# [Given exercise]
Each line of the material must be returned exactly.

### Extracted information ###

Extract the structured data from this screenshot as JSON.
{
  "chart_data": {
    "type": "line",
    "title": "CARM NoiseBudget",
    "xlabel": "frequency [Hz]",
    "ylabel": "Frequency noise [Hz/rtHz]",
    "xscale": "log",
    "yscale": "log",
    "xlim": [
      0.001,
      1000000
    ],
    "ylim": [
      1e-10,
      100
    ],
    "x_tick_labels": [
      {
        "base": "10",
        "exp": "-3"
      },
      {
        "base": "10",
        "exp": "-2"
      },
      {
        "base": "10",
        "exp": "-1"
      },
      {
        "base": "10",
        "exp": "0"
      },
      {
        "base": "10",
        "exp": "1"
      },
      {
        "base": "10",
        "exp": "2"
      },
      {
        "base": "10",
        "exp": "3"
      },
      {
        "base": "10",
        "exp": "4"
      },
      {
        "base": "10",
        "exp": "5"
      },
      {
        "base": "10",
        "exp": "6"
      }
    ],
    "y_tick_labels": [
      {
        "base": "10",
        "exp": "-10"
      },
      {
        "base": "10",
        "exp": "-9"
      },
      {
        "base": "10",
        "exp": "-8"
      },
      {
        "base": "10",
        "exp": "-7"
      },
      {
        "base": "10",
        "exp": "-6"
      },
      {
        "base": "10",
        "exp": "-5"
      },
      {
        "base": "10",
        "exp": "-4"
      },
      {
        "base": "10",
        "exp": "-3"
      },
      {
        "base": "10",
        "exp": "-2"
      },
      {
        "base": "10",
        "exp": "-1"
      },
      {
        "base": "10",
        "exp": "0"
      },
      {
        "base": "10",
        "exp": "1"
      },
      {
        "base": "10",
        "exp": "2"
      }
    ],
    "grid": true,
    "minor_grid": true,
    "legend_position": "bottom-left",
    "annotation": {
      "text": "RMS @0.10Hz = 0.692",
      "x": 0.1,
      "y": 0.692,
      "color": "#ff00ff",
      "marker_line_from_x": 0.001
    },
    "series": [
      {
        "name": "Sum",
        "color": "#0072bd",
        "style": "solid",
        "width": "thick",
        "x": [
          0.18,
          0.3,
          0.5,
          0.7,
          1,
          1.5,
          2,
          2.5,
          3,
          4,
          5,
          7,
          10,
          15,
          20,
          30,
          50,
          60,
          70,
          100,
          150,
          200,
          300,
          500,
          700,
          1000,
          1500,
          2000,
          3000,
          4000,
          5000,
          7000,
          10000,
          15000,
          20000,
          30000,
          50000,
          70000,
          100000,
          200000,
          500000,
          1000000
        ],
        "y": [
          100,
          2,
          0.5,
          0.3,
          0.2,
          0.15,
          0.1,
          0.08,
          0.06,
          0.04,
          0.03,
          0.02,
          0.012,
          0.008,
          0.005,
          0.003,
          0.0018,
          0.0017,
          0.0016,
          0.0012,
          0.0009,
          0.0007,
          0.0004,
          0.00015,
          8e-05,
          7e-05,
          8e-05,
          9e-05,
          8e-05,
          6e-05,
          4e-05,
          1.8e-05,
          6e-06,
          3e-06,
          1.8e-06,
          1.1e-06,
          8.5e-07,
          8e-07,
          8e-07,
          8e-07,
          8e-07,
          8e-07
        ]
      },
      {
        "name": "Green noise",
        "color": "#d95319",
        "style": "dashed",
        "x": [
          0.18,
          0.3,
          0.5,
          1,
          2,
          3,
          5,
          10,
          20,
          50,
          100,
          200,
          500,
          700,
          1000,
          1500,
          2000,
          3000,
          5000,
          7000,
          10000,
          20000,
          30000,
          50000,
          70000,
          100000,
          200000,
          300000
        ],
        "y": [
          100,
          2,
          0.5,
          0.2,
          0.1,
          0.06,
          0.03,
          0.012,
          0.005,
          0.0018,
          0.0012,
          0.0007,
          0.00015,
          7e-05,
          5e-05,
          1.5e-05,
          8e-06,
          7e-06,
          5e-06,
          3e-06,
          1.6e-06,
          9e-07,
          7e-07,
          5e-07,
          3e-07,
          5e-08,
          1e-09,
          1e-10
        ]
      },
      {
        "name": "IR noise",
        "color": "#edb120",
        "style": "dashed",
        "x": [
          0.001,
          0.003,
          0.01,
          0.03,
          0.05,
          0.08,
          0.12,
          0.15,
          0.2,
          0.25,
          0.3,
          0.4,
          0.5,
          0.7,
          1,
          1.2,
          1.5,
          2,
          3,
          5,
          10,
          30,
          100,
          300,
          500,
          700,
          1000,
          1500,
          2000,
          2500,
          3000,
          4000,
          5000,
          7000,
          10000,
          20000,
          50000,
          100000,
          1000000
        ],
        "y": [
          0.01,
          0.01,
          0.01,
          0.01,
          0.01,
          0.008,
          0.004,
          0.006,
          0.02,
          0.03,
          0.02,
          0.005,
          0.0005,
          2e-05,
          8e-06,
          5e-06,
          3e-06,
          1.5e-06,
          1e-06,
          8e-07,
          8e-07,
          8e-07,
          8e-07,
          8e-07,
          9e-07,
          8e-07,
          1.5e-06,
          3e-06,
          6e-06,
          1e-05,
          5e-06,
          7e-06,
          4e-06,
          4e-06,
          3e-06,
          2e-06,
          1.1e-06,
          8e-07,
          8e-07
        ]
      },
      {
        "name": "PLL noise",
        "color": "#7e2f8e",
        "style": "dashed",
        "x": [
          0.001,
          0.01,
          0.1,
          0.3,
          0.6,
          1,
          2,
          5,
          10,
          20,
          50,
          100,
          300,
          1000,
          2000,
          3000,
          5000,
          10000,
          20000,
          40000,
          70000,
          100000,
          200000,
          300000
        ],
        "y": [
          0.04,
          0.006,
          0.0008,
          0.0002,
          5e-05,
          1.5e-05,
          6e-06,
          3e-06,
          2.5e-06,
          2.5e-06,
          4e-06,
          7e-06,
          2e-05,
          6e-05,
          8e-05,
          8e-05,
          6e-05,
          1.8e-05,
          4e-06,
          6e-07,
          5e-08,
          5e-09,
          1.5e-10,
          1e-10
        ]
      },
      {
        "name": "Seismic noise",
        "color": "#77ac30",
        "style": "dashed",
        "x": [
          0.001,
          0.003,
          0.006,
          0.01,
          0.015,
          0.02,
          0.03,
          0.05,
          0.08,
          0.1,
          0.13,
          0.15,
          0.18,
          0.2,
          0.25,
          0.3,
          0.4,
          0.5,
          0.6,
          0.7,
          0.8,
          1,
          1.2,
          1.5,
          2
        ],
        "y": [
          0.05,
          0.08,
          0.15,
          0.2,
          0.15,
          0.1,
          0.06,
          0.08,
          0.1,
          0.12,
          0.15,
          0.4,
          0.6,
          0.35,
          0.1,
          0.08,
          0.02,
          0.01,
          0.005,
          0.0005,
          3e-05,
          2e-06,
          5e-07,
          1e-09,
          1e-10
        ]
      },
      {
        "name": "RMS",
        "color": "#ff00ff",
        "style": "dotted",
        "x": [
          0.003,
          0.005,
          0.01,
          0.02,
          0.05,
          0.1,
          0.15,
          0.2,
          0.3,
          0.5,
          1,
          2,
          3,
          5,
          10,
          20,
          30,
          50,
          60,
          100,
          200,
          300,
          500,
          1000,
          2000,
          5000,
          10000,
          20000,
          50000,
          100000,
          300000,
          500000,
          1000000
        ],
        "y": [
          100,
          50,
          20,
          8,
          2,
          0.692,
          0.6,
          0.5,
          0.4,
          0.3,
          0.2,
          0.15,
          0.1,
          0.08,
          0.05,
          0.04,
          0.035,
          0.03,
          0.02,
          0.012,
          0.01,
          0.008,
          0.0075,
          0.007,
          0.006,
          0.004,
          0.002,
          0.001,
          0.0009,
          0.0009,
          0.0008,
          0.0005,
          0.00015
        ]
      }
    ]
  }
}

###

# [Solution below]
Extract the structured data from this screenshot as JSON.
{
  "chart_data": {
    "type": "line",
    "title": "CARM NoiseBudget",
    "xlabel": "frequency [Hz]",
    "ylabel": "Frequency noise [Hz/rtHz]",
    "xscale": "log",
    "yscale": "log",
    "xlim": [
      0.001,
      1000000
    ],
    "ylim": [
      1e-10,
      100
    ],
    "x_tick_labels": [
      {
        "base": "10",
        "exp": "-3"
      },
      {
        "base": "10",
        "exp": "-2"
      },
      {
        "base": "10",
        "exp": "-1"
      },
      {
        "base": "10",
        "exp": "0"
      },
      {
        "base": "10",
        "exp": "1"
      },
      {
        "base": "10",
        "exp": "2"
      },
      {
        "base": "10",
        "exp": "3"
      },
      {
        "base": "10",
        "exp": "4"
      },
      {
        "base": "10",
        "exp": "5"
      },
      {
        "base": "10",
        "exp": "6"
      }
    ],
    "y_tick_labels": [
      {
        "base": "10",
        "exp": "-10"
      },
      {
        "base": "10",
        "exp": "-9"
      },
      {
        "base": "10",
        "exp": "-8"
      },
      {
        "base": "10",
        "exp": "-7"
      },
      {
        "base": "10",
        "exp": "-6"
      },
      {
        "base": "10",
        "exp": "-5"
      },
      {
        "base": "10",
        "exp": "-4"
      },
      {
        "base": "10",
        "exp": "-3"
      },
      {
        "base": "10",
        "exp": "-2"
      },
      {
        "base": "10",
        "exp": "-1"
      },
      {
        "base": "10",
        "exp": "0"
      },
      {
        "base": "10",
        "exp": "1"
      },
      {
        "base": "10",
        "exp": "2"
      }
    ],
    "grid": true,
    "minor_grid": true,
    "legend_position": "bottom-left",
    "annotation": {
      "text": "RMS @0.10Hz = 0.692",
      "x": 0.1,
      "y": 0.692,
      "color": "#ff00ff",
      "marker_line_from_x": 0.001
    },
    "series": [
      {
        "name": "Sum",
        "color": "#0072bd",
        "style": "solid",
        "width": "thick",
        "x": [
          0.18,
          0.3,
          0.5,
          0.7,
          1,
          1.5,
          2,
          2.5,
          3,
          4,
          5,
          7,
          10,
          15,
          20,
          30,
          50,
          60,
          70,
          100,
          150,
          200,
          300,
          500,
          700,
          1000,
          1500,
          2000,
          3000,
          4000,
          5000,
          7000,
          10000,
          15000,
          20000,
          30000,
          50000,
          70000,
          100000,
          200000,
          500000,
          1000000
        ],
        "y": [
          100,
          2,
          0.5,
          0.3,
          0.2,
          0.15,
          0.1,
          0.08,
          0.06,
          0.04,
          0.03,
          0.02,
          0.012,
          0.008,
          0.005,
          0.003,
          0.0018,
          0.0017,
          0.0016,
          0.0012,
          0.0009,
          0.0007,
          0.0004,
          0.00015,
          8e-05,
          7e-05,
          8e-05,
          9e-05,
          8e-05,
          6e-05,
          4e-05,
          1.8e-05,
          6e-06,
          3e-06,
          1.8e-06,
          1.1e-06,
          8.5e-07,
          8e-07,
          8e-07,
          8e-07,
          8e-07,
          8e-07
        ]
      },
      {
        "name": "Green noise",
        "color": "#d95319",
        "style": "dashed",
        "x": [
          0.18,
          0.3,
          0.5,
          1,
          2,
          3,
          5,
          10,
          20,
          50,
          100,
          200,
          500,
          700,
          1000,
          1500,
          2000,
          3000,
          5000,
          7000,
          10000,
          20000,
          30000,
          50000,
          70000,
          100000,
          200000,
          300000
        ],
        "y": [
          100,
          2,
          0.5,
          0.2,
          0.1,
          0.06,
          0.03,
          0.012,
          0.005,
          0.0018,
          0.0012,
          0.0007,
          0.00015,
          7e-05,
          5e-05,
          1.5e-05,
          8e-06,
          7e-06,
          5e-06,
          3e-06,
          1.6e-06,
          9e-07,
          7e-07,
          5e-07,
          3e-07,
          5e-08,
          1e-09,
          1e-10
        ]
      },
      {
        "name": "IR noise",
        "color": "#edb120",
        "style": "dashed",
        "x": [
          0.001,
          0.003,
          0.01,
          0.03,
          0.05,
          0.08,
          0.12,
          0.15,
          0.2,
          0.25,
          0.3,
          0.4,
          0.5,
          0.7,
          1,
          1.2,
          1.5,
          2,
          3,
          5,
          10,
          30,
          100,
          300,
          500,
          700,
          1000,
          1500,
          2000,
          2500,
          3000,
          4000,
          5000,
          7000,
          10000,
          20000,
          50000,
          100000,
          1000000
        ],
        "y": [
          0.01,
          0.01,
          0.01,
          0.01,
          0.01,
          0.008,
          0.004,
          0.006,
          0.02,
          0.03,
          0.02,
          0.005,
          0.0005,
          2e-05,
          8e-06,
          5e-06,
          3e-06,
          1.5e-06,
          1e-06,
          8e-07,
          8e-07,
          8e-07,
          8e-07,
          8e-07,
          9e-07,
          8e-07,
          1.5e-06,
          3e-06,
          6e-06,
          1e-05,
          5e-06,
          7e-06,
          4e-06,
          4e-06,
          3e-06,
          2e-06,
          1.1e-06,
          8e-07,
          8e-07
        ]
      },
      {
        "name": "PLL noise",
        "color": "#7e2f8e",
        "style": "dashed",
        "x": [
          0.001,
          0.01,
          0.1,
          0.3,
          0.6,
          1,
          2,
          5,
          10,
          20,
          50,
          100,
          300,
          1000,
          2000,
          3000,
          5000,
          10000,
          20000,
          40000,
          70000,
          100000,
          200000,
          300000
        ],
        "y": [
          0.04,
          0.006,
          0.0008,
          0.0002,
          5e-05,
          1.5e-05,
          6e-06,
          3e-06,
          2.5e-06,
          2.5e-06,
          4e-06,
          7e-06,
          2e-05,
          6e-05,
          8e-05,
          8e-05,
          6e-05,
          1.8e-05,
          4e-06,
          6e-07,
          5e-08,
          5e-09,
          1.5e-10,
          1e-10
        ]
      },
      {
        "name": "Seismic noise",
        "color": "#77ac30",
        "style": "dashed",
        "x": [
          0.001,
          0.003,
          0.006,
          0.01,
          0.015,
          0.02,
          0.03,
          0.05,
          0.08,
          0.1,
          0.13,
          0.15,
          0.18,
          0.2,
          0.25,
          0.3,
          0.4,
          0.5,
          0.6,
          0.7,
          0.8,
          1,
          1.2,
          1.5,
          2
        ],
        "y": [
          0.05,
          0.08,
          0.15,
          0.2,
          0.15,
          0.1,
          0.06,
          0.08,
          0.1,
          0.12,
          0.15,
          0.4,
          0.6,
          0.35,
          0.1,
          0.08,
          0.02,
          0.01,
          0.005,
          0.0005,
          3e-05,
          2e-06,
          5e-07,
          1e-09,
          1e-10
        ]
      },
      {
        "name": "RMS",
        "color": "#ff00ff",
        "style": "dotted",
        "x": [
          0.003,
          0.005,
          0.01,
          0.02,
          0.05,
          0.1,
          0.15,
          0.2,
          0.3,
          0.5,
          1,
          2,
          3,
          5,
          10,
          20,
          30,
          50,
          60,
          100,
          200,
          300,
          500,
          1000,
          2000,
          5000,
          10000,
          20000,
          50000,
          100000,
          300000,
          500000,
          1000000
        ],
        "y": [
          100,
          50,
          20,
          8,
          2,
          0.692,
          0.6,
          0.5,
          0.4,
          0.3,
          0.2,
          0.15,
          0.1,
          0.08,
          0.05,
          0.04,
          0.035,
          0.03,
          0.02,
          0.012,
          0.01,
          0.008,
          0.0075,
          0.007,
          0.006,
          0.004,
          0.002,
          0.001,
          0.0009,
          0.0009,
          0.0008,
          0.0005,
          0.00015
        ]
      }
    ]
  }
}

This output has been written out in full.